* WRITTEN EXERCISE: Lines containing "color" are to be counted. Report the count alone.

* * * * * * * * *

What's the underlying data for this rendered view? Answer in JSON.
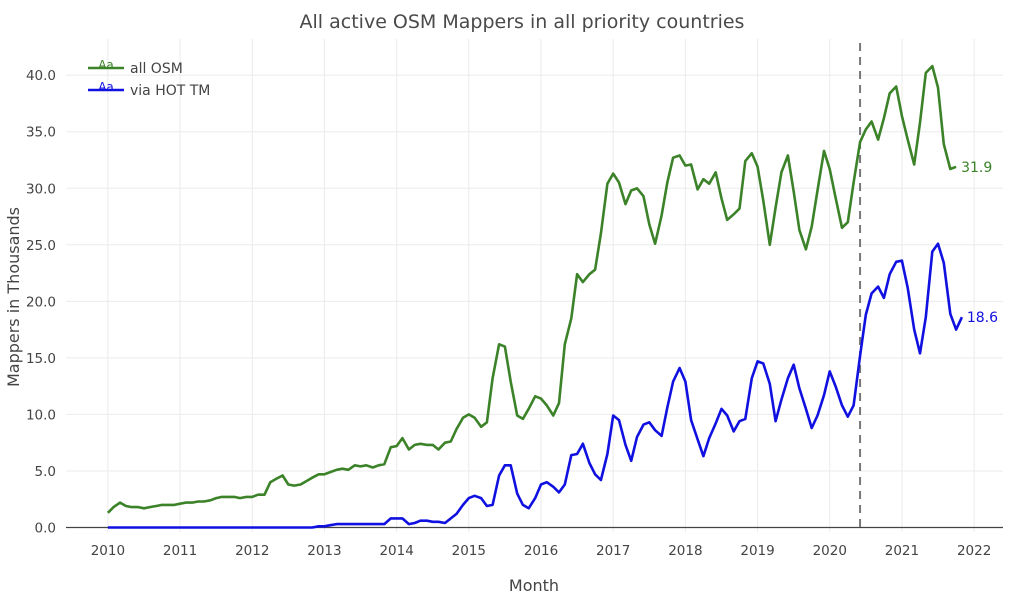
{
  "chart_data": {
    "type": "line",
    "title": "All active OSM Mappers in all priority countries",
    "xlabel": "Month",
    "ylabel": "Mappers in Thousands",
    "xlim": [
      2009.42,
      2022.4
    ],
    "ylim": [
      -0.4,
      43.2
    ],
    "x_ticks": [
      "2010",
      "2011",
      "2012",
      "2013",
      "2014",
      "2015",
      "2016",
      "2017",
      "2018",
      "2019",
      "2020",
      "2021",
      "2022"
    ],
    "y_ticks": [
      "0.0",
      "5.0",
      "10.0",
      "15.0",
      "20.0",
      "25.0",
      "30.0",
      "35.0",
      "40.0"
    ],
    "grid": true,
    "legend_position": "top-left",
    "legend_symbol": "Aa",
    "reference_line": {
      "x": 2020.42,
      "style": "dashed",
      "color": "#777777"
    },
    "series": [
      {
        "name": "all OSM",
        "color": "#3b8228",
        "end_label": "31.9",
        "points": [
          [
            2010.0,
            1.3
          ],
          [
            2010.08,
            1.8
          ],
          [
            2010.17,
            2.2
          ],
          [
            2010.25,
            1.9
          ],
          [
            2010.33,
            1.8
          ],
          [
            2010.42,
            1.8
          ],
          [
            2010.5,
            1.7
          ],
          [
            2010.58,
            1.8
          ],
          [
            2010.67,
            1.9
          ],
          [
            2010.75,
            2.0
          ],
          [
            2010.83,
            2.0
          ],
          [
            2010.92,
            2.0
          ],
          [
            2011.0,
            2.1
          ],
          [
            2011.08,
            2.2
          ],
          [
            2011.17,
            2.2
          ],
          [
            2011.25,
            2.3
          ],
          [
            2011.33,
            2.3
          ],
          [
            2011.42,
            2.4
          ],
          [
            2011.5,
            2.6
          ],
          [
            2011.58,
            2.7
          ],
          [
            2011.67,
            2.7
          ],
          [
            2011.75,
            2.7
          ],
          [
            2011.83,
            2.6
          ],
          [
            2011.92,
            2.7
          ],
          [
            2012.0,
            2.7
          ],
          [
            2012.08,
            2.9
          ],
          [
            2012.17,
            2.9
          ],
          [
            2012.25,
            4.0
          ],
          [
            2012.33,
            4.3
          ],
          [
            2012.42,
            4.6
          ],
          [
            2012.5,
            3.8
          ],
          [
            2012.58,
            3.7
          ],
          [
            2012.67,
            3.8
          ],
          [
            2012.75,
            4.1
          ],
          [
            2012.83,
            4.4
          ],
          [
            2012.92,
            4.7
          ],
          [
            2013.0,
            4.7
          ],
          [
            2013.08,
            4.9
          ],
          [
            2013.17,
            5.1
          ],
          [
            2013.25,
            5.2
          ],
          [
            2013.33,
            5.1
          ],
          [
            2013.42,
            5.5
          ],
          [
            2013.5,
            5.4
          ],
          [
            2013.58,
            5.5
          ],
          [
            2013.67,
            5.3
          ],
          [
            2013.75,
            5.5
          ],
          [
            2013.83,
            5.6
          ],
          [
            2013.92,
            7.1
          ],
          [
            2014.0,
            7.2
          ],
          [
            2014.08,
            7.9
          ],
          [
            2014.17,
            6.9
          ],
          [
            2014.25,
            7.3
          ],
          [
            2014.33,
            7.4
          ],
          [
            2014.42,
            7.3
          ],
          [
            2014.5,
            7.3
          ],
          [
            2014.58,
            6.9
          ],
          [
            2014.67,
            7.5
          ],
          [
            2014.75,
            7.6
          ],
          [
            2014.83,
            8.7
          ],
          [
            2014.92,
            9.7
          ],
          [
            2015.0,
            10.0
          ],
          [
            2015.08,
            9.7
          ],
          [
            2015.17,
            8.9
          ],
          [
            2015.25,
            9.3
          ],
          [
            2015.33,
            13.2
          ],
          [
            2015.42,
            16.2
          ],
          [
            2015.5,
            16.0
          ],
          [
            2015.58,
            12.9
          ],
          [
            2015.67,
            9.9
          ],
          [
            2015.75,
            9.6
          ],
          [
            2015.83,
            10.5
          ],
          [
            2015.92,
            11.6
          ],
          [
            2016.0,
            11.4
          ],
          [
            2016.08,
            10.8
          ],
          [
            2016.17,
            9.9
          ],
          [
            2016.25,
            11.0
          ],
          [
            2016.33,
            16.2
          ],
          [
            2016.42,
            18.5
          ],
          [
            2016.5,
            22.4
          ],
          [
            2016.58,
            21.7
          ],
          [
            2016.67,
            22.4
          ],
          [
            2016.75,
            22.8
          ],
          [
            2016.83,
            26.0
          ],
          [
            2016.92,
            30.4
          ],
          [
            2017.0,
            31.3
          ],
          [
            2017.08,
            30.5
          ],
          [
            2017.17,
            28.6
          ],
          [
            2017.25,
            29.8
          ],
          [
            2017.33,
            30.0
          ],
          [
            2017.42,
            29.3
          ],
          [
            2017.5,
            26.8
          ],
          [
            2017.58,
            25.1
          ],
          [
            2017.67,
            27.6
          ],
          [
            2017.75,
            30.5
          ],
          [
            2017.83,
            32.7
          ],
          [
            2017.92,
            32.9
          ],
          [
            2018.0,
            32.0
          ],
          [
            2018.08,
            32.1
          ],
          [
            2018.17,
            29.9
          ],
          [
            2018.25,
            30.8
          ],
          [
            2018.33,
            30.4
          ],
          [
            2018.42,
            31.4
          ],
          [
            2018.5,
            29.1
          ],
          [
            2018.58,
            27.2
          ],
          [
            2018.67,
            27.7
          ],
          [
            2018.75,
            28.2
          ],
          [
            2018.83,
            32.4
          ],
          [
            2018.92,
            33.1
          ],
          [
            2019.0,
            31.9
          ],
          [
            2019.08,
            28.9
          ],
          [
            2019.17,
            25.0
          ],
          [
            2019.25,
            28.3
          ],
          [
            2019.33,
            31.4
          ],
          [
            2019.42,
            32.9
          ],
          [
            2019.5,
            29.7
          ],
          [
            2019.58,
            26.3
          ],
          [
            2019.67,
            24.6
          ],
          [
            2019.75,
            26.6
          ],
          [
            2019.83,
            29.8
          ],
          [
            2019.92,
            33.3
          ],
          [
            2020.0,
            31.7
          ],
          [
            2020.08,
            29.2
          ],
          [
            2020.17,
            26.5
          ],
          [
            2020.25,
            27.0
          ],
          [
            2020.33,
            30.5
          ],
          [
            2020.42,
            34.1
          ],
          [
            2020.5,
            35.2
          ],
          [
            2020.58,
            35.9
          ],
          [
            2020.67,
            34.3
          ],
          [
            2020.75,
            36.2
          ],
          [
            2020.83,
            38.4
          ],
          [
            2020.92,
            39.0
          ],
          [
            2021.0,
            36.4
          ],
          [
            2021.08,
            34.3
          ],
          [
            2021.17,
            32.1
          ],
          [
            2021.25,
            35.8
          ],
          [
            2021.33,
            40.2
          ],
          [
            2021.42,
            40.8
          ],
          [
            2021.5,
            38.9
          ],
          [
            2021.58,
            33.9
          ],
          [
            2021.67,
            31.7
          ],
          [
            2021.75,
            31.9
          ]
        ]
      },
      {
        "name": "via HOT TM",
        "color": "#1010e0",
        "end_label": "18.6",
        "points": [
          [
            2010.0,
            0.0
          ],
          [
            2010.5,
            0.0
          ],
          [
            2011.0,
            0.0
          ],
          [
            2011.5,
            0.0
          ],
          [
            2012.0,
            0.0
          ],
          [
            2012.5,
            0.0
          ],
          [
            2012.83,
            0.0
          ],
          [
            2012.92,
            0.1
          ],
          [
            2013.0,
            0.1
          ],
          [
            2013.08,
            0.2
          ],
          [
            2013.17,
            0.3
          ],
          [
            2013.25,
            0.3
          ],
          [
            2013.33,
            0.3
          ],
          [
            2013.42,
            0.3
          ],
          [
            2013.5,
            0.3
          ],
          [
            2013.58,
            0.3
          ],
          [
            2013.67,
            0.3
          ],
          [
            2013.75,
            0.3
          ],
          [
            2013.83,
            0.3
          ],
          [
            2013.92,
            0.8
          ],
          [
            2014.0,
            0.8
          ],
          [
            2014.08,
            0.8
          ],
          [
            2014.17,
            0.3
          ],
          [
            2014.25,
            0.4
          ],
          [
            2014.33,
            0.6
          ],
          [
            2014.42,
            0.6
          ],
          [
            2014.5,
            0.5
          ],
          [
            2014.58,
            0.5
          ],
          [
            2014.67,
            0.4
          ],
          [
            2014.75,
            0.8
          ],
          [
            2014.83,
            1.2
          ],
          [
            2014.92,
            2.0
          ],
          [
            2015.0,
            2.6
          ],
          [
            2015.08,
            2.8
          ],
          [
            2015.17,
            2.6
          ],
          [
            2015.25,
            1.9
          ],
          [
            2015.33,
            2.0
          ],
          [
            2015.42,
            4.6
          ],
          [
            2015.5,
            5.5
          ],
          [
            2015.58,
            5.5
          ],
          [
            2015.67,
            3.0
          ],
          [
            2015.75,
            2.0
          ],
          [
            2015.83,
            1.7
          ],
          [
            2015.92,
            2.6
          ],
          [
            2016.0,
            3.8
          ],
          [
            2016.08,
            4.0
          ],
          [
            2016.17,
            3.6
          ],
          [
            2016.25,
            3.1
          ],
          [
            2016.33,
            3.8
          ],
          [
            2016.42,
            6.4
          ],
          [
            2016.5,
            6.5
          ],
          [
            2016.58,
            7.4
          ],
          [
            2016.67,
            5.7
          ],
          [
            2016.75,
            4.7
          ],
          [
            2016.83,
            4.2
          ],
          [
            2016.92,
            6.5
          ],
          [
            2017.0,
            9.9
          ],
          [
            2017.08,
            9.5
          ],
          [
            2017.17,
            7.3
          ],
          [
            2017.25,
            5.9
          ],
          [
            2017.33,
            8.0
          ],
          [
            2017.42,
            9.1
          ],
          [
            2017.5,
            9.3
          ],
          [
            2017.58,
            8.6
          ],
          [
            2017.67,
            8.1
          ],
          [
            2017.75,
            10.6
          ],
          [
            2017.83,
            12.9
          ],
          [
            2017.92,
            14.1
          ],
          [
            2018.0,
            12.9
          ],
          [
            2018.08,
            9.5
          ],
          [
            2018.17,
            7.8
          ],
          [
            2018.25,
            6.3
          ],
          [
            2018.33,
            7.9
          ],
          [
            2018.42,
            9.2
          ],
          [
            2018.5,
            10.5
          ],
          [
            2018.58,
            9.9
          ],
          [
            2018.67,
            8.5
          ],
          [
            2018.75,
            9.4
          ],
          [
            2018.83,
            9.6
          ],
          [
            2018.92,
            13.2
          ],
          [
            2019.0,
            14.7
          ],
          [
            2019.08,
            14.5
          ],
          [
            2019.17,
            12.7
          ],
          [
            2019.25,
            9.4
          ],
          [
            2019.33,
            11.3
          ],
          [
            2019.42,
            13.2
          ],
          [
            2019.5,
            14.4
          ],
          [
            2019.58,
            12.3
          ],
          [
            2019.67,
            10.5
          ],
          [
            2019.75,
            8.8
          ],
          [
            2019.83,
            9.9
          ],
          [
            2019.92,
            11.7
          ],
          [
            2020.0,
            13.8
          ],
          [
            2020.08,
            12.5
          ],
          [
            2020.17,
            10.8
          ],
          [
            2020.25,
            9.8
          ],
          [
            2020.33,
            10.8
          ],
          [
            2020.42,
            15.2
          ],
          [
            2020.5,
            18.8
          ],
          [
            2020.58,
            20.7
          ],
          [
            2020.67,
            21.3
          ],
          [
            2020.75,
            20.3
          ],
          [
            2020.83,
            22.4
          ],
          [
            2020.92,
            23.5
          ],
          [
            2021.0,
            23.6
          ],
          [
            2021.08,
            21.2
          ],
          [
            2021.17,
            17.5
          ],
          [
            2021.25,
            15.4
          ],
          [
            2021.33,
            18.6
          ],
          [
            2021.42,
            24.4
          ],
          [
            2021.5,
            25.1
          ],
          [
            2021.58,
            23.4
          ],
          [
            2021.67,
            18.9
          ],
          [
            2021.75,
            17.5
          ],
          [
            2021.83,
            18.6
          ]
        ]
      }
    ]
  }
}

* * * * * * * * *

* FULL SOLUTION: 3